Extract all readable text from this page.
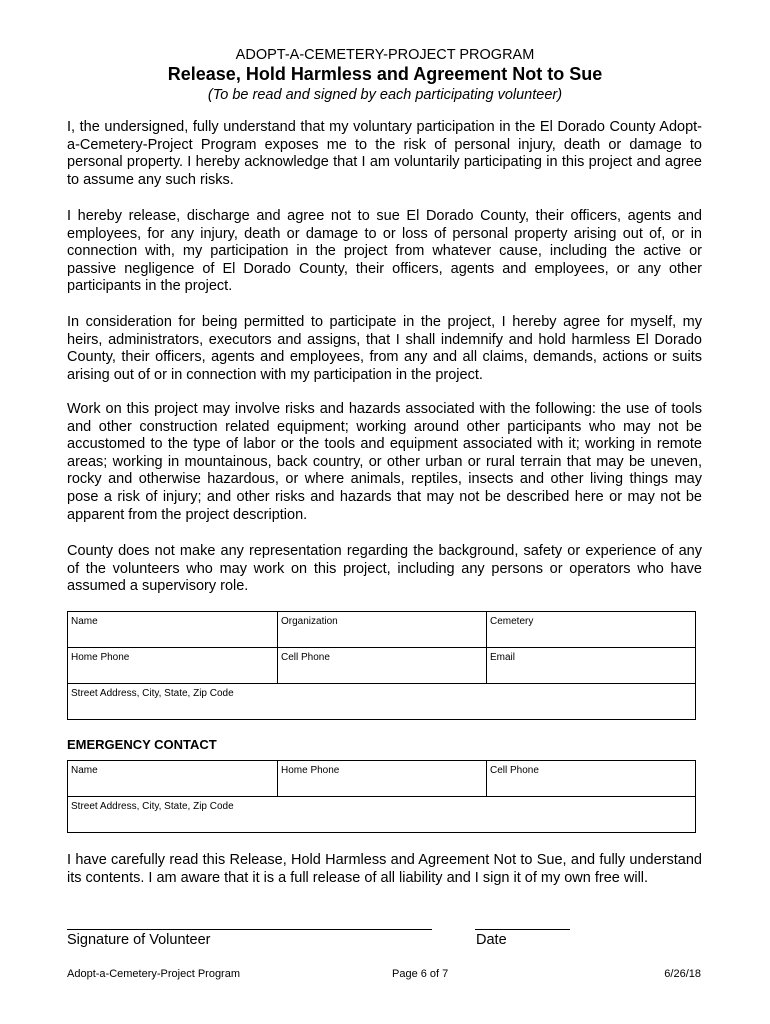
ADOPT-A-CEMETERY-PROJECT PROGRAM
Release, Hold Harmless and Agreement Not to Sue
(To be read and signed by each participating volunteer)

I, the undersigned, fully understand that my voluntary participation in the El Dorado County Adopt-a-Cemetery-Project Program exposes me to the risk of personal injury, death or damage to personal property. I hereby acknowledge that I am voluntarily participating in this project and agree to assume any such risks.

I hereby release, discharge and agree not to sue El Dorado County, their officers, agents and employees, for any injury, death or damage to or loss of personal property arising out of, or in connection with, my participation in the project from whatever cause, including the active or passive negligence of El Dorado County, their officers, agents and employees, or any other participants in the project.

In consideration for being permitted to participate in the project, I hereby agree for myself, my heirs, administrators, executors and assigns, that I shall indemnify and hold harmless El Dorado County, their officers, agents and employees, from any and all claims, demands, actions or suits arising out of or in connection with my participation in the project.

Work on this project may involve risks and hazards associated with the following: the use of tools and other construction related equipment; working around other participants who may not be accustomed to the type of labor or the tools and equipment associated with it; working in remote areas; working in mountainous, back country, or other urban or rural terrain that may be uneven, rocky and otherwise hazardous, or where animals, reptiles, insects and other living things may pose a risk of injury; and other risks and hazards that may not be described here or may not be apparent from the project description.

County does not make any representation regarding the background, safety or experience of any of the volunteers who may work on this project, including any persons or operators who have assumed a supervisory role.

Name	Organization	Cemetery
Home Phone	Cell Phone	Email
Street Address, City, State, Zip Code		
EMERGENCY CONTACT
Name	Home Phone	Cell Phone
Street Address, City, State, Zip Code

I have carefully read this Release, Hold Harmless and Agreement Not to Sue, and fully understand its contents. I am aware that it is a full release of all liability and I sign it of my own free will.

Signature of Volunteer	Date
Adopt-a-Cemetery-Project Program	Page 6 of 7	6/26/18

○ ○ ○ ○ ○ ○ ○

_GOAL OF THE EXERCISE_: All of the entries need to be transcribed word for word; pictures are left out.

_FINISHED EXERCISE_:
Extract all readable text from this page.
ADOPT-A-CEMETERY-PROJECT PROGRAM
Release, Hold Harmless and Agreement Not to Sue
(To be read and signed by each participating volunteer)

I, the undersigned, fully understand that my voluntary participation in the El Dorado County Adopt-a-Cemetery-Project Program exposes me to the risk of personal injury, death or damage to personal property. I hereby acknowledge that I am voluntarily participating in this project and agree to assume any such risks.

I hereby release, discharge and agree not to sue El Dorado County, their officers, agents and employees, for any injury, death or damage to or loss of personal property arising out of, or in connection with, my participation in the project from whatever cause, including the active or passive negligence of El Dorado County, their officers, agents and employees, or any other participants in the project.

In consideration for being permitted to participate in the project, I hereby agree for myself, my heirs, administrators, executors and assigns, that I shall indemnify and hold harmless El Dorado County, their officers, agents and employees, from any and all claims, demands, actions or suits arising out of or in connection with my participation in the project.

Work on this project may involve risks and hazards associated with the following: the use of tools and other construction related equipment; working around other participants who may not be accustomed to the type of labor or the tools and equipment associated with it; working in remote areas; working in mountainous, back country, or other urban or rural terrain that may be uneven, rocky and otherwise hazardous, or where animals, reptiles, insects and other living things may pose a risk of injury; and other risks and hazards that may not be described here or may not be apparent from the project description.

County does not make any representation regarding the background, safety or experience of any of the volunteers who may work on this project, including any persons or operators who have assumed a supervisory role.

Name	Organization	Cemetery
Home Phone	Cell Phone	Email
Street Address, City, State, Zip Code		
EMERGENCY CONTACT
Name	Home Phone	Cell Phone
Street Address, City, State, Zip Code

I have carefully read this Release, Hold Harmless and Agreement Not to Sue, and fully understand its contents. I am aware that it is a full release of all liability and I sign it of my own free will.

Signature of Volunteer	Date
Adopt-a-Cemetery-Project Program	Page 6 of 7	6/26/18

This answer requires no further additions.